• **Objective**
Scan the data below. Pull out each line where "Total" occurs.
#### Dataset extract ####
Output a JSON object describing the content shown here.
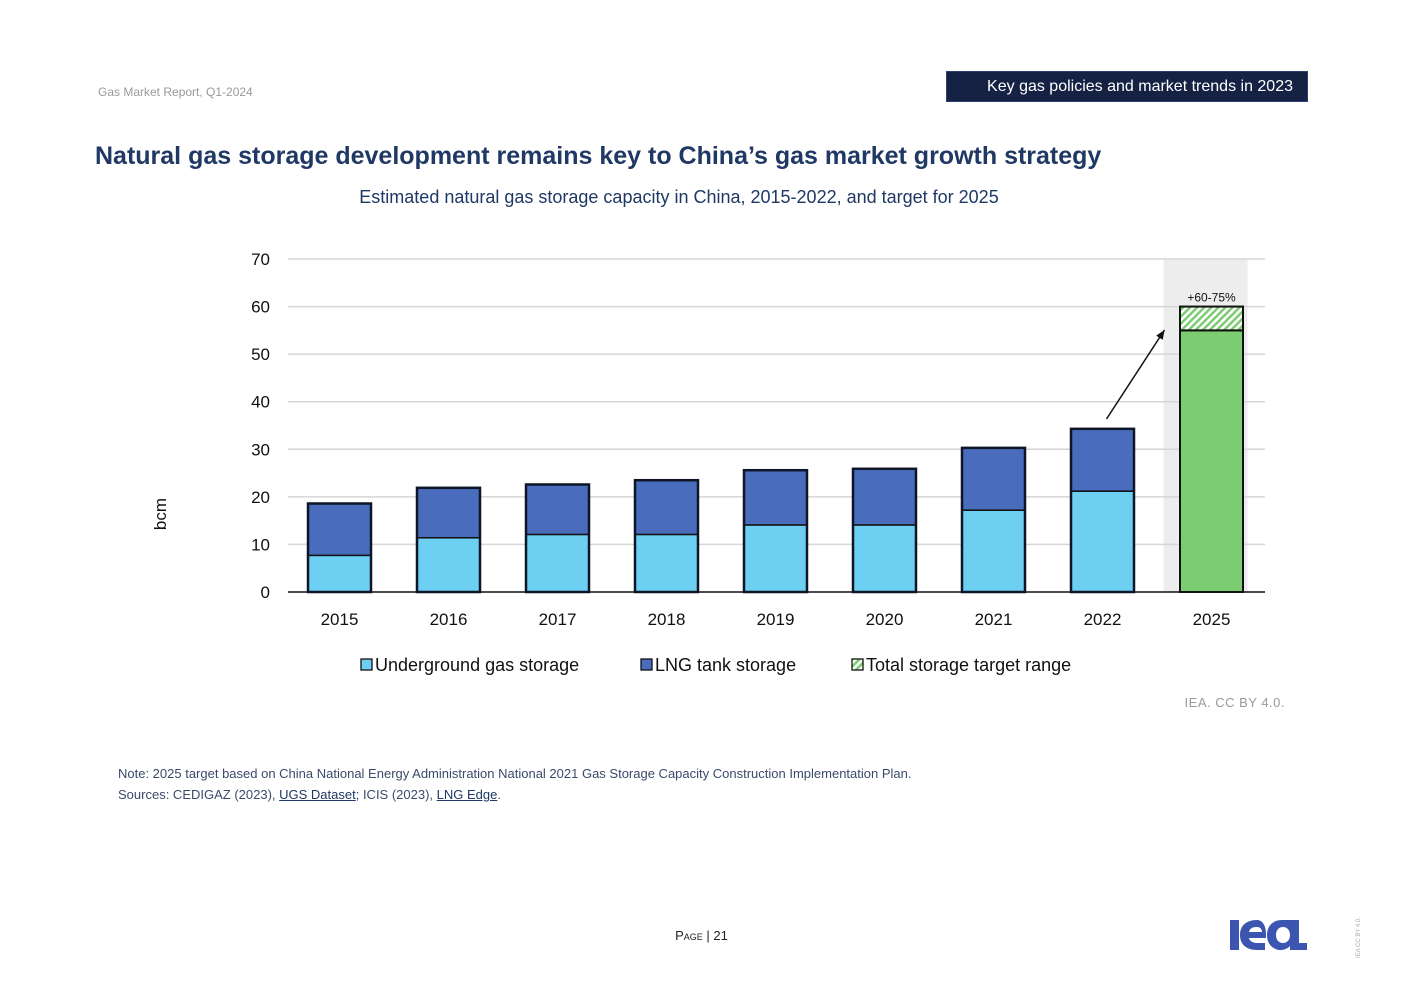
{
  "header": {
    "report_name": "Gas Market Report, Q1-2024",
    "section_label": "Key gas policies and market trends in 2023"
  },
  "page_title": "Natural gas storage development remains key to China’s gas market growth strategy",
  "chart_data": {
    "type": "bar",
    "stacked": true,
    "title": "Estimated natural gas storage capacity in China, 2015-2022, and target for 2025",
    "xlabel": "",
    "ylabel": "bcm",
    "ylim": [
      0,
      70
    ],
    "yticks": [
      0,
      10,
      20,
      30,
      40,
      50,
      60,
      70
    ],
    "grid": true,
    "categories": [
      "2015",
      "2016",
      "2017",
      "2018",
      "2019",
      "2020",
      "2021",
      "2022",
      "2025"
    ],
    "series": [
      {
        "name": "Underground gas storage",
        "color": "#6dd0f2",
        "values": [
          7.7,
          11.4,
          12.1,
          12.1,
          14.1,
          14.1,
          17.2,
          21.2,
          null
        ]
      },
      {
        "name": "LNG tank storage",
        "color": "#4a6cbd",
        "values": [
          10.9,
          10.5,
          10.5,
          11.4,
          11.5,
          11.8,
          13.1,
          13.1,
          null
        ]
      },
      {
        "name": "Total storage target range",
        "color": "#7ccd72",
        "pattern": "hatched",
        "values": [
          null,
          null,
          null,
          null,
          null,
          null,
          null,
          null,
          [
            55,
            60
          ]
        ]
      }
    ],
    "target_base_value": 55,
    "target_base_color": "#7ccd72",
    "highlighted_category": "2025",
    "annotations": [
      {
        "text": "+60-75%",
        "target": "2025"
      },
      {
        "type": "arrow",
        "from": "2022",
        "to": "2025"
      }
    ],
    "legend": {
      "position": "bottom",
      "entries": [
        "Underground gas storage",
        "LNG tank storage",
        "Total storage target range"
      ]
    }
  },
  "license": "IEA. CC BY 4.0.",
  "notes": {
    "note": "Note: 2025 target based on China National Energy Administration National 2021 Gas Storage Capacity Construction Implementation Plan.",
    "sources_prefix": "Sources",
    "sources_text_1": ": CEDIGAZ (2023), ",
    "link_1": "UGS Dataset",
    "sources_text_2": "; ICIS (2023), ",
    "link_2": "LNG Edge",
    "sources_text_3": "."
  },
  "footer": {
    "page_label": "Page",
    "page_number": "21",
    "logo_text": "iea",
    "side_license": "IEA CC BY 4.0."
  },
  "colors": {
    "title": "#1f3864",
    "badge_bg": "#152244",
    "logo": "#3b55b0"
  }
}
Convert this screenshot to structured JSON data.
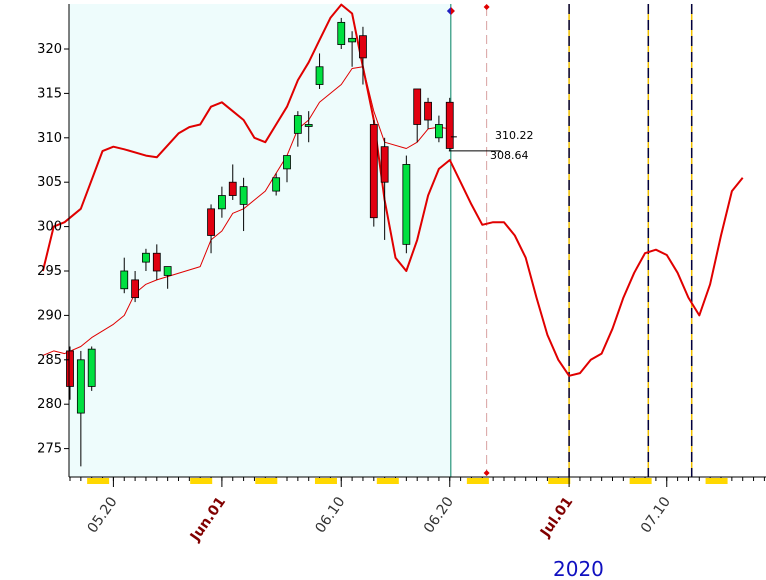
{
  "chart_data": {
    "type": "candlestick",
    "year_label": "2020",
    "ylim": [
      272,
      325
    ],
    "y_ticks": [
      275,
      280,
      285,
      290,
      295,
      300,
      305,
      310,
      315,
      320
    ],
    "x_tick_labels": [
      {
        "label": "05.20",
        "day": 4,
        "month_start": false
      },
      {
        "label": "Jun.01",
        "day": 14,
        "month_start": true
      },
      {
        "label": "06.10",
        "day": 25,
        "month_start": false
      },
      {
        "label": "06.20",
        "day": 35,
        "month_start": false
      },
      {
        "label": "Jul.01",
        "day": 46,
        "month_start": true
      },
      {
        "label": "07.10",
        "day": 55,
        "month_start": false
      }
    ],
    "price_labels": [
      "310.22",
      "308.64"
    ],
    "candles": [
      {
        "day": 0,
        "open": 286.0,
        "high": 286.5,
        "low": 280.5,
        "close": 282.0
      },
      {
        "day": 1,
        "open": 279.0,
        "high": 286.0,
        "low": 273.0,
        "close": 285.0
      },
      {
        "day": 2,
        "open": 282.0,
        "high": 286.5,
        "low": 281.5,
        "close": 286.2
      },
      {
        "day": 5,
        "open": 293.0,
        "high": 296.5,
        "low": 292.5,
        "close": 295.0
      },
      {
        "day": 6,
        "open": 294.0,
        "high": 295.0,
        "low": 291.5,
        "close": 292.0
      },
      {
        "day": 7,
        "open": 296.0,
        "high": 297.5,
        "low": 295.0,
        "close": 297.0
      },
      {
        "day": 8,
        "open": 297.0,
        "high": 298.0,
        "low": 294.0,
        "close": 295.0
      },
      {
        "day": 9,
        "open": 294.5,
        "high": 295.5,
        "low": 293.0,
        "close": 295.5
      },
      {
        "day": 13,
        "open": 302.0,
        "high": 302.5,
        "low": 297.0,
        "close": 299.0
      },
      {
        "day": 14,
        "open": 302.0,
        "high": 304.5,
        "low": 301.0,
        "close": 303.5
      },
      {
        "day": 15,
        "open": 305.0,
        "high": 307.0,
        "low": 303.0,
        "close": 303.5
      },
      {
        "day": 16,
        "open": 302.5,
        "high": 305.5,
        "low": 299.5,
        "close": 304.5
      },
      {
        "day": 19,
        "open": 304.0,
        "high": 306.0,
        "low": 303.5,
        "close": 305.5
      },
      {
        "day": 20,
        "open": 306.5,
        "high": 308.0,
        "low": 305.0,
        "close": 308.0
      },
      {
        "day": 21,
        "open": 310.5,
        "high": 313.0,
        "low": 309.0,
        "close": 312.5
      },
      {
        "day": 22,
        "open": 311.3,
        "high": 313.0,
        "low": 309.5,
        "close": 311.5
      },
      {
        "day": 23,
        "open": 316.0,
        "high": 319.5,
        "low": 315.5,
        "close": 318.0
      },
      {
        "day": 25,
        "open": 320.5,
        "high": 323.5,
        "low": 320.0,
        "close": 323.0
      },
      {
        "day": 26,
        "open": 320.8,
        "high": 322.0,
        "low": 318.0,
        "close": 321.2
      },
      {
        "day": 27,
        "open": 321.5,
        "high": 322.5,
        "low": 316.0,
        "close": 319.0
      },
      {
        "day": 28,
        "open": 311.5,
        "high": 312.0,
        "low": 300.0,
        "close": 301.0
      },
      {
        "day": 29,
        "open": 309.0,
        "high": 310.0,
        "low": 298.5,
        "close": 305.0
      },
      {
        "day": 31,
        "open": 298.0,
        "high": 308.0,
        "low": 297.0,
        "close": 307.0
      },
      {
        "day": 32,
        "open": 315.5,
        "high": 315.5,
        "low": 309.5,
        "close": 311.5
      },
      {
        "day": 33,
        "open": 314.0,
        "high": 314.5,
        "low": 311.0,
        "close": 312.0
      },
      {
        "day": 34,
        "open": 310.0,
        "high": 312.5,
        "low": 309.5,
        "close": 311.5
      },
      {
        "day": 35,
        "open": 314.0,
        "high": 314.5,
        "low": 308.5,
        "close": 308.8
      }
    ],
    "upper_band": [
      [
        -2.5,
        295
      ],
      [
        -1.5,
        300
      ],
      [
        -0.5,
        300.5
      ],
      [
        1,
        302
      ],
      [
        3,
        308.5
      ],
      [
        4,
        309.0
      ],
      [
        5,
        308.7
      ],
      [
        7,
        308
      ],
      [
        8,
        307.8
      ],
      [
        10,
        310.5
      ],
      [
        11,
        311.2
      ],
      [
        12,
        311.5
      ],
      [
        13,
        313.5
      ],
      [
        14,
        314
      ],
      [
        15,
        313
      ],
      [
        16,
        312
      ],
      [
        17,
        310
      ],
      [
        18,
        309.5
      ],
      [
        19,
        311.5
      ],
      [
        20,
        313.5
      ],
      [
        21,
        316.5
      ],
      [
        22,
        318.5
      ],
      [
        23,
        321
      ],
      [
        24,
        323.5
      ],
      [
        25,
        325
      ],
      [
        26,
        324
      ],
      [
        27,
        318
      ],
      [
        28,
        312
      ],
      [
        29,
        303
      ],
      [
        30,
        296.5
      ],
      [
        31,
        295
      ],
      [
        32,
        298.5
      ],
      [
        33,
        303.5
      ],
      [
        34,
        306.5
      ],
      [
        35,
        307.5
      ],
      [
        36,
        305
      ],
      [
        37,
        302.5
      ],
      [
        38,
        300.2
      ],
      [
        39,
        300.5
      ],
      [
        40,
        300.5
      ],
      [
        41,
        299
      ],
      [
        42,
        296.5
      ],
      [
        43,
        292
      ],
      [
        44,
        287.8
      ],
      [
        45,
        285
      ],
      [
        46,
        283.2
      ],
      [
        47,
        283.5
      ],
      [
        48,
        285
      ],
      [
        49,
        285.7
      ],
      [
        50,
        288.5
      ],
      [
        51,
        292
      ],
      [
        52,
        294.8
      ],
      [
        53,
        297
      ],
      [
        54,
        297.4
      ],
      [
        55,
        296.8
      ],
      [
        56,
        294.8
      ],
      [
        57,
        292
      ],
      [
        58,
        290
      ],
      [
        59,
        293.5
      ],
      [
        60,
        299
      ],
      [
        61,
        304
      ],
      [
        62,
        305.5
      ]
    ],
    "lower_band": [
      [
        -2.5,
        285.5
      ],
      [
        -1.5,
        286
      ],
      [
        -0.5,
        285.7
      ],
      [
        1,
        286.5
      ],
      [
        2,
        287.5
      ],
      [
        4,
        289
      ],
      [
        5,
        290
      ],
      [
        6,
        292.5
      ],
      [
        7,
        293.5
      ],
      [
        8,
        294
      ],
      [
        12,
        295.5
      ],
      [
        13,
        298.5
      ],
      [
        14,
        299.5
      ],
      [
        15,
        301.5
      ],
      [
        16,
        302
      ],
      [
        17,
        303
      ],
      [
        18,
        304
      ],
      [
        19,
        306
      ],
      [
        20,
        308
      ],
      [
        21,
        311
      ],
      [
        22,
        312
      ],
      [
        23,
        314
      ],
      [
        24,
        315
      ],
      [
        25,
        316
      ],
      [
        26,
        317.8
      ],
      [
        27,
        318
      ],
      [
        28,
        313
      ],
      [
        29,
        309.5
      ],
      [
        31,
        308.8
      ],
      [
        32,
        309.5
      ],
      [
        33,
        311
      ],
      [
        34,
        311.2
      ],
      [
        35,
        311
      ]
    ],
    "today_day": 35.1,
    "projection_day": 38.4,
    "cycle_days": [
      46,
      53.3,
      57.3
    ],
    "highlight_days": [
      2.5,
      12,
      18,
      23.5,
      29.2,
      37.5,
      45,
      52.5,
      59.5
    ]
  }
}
####
• **Final result**
        "name": "Total storage target range",
        "Total storage target range"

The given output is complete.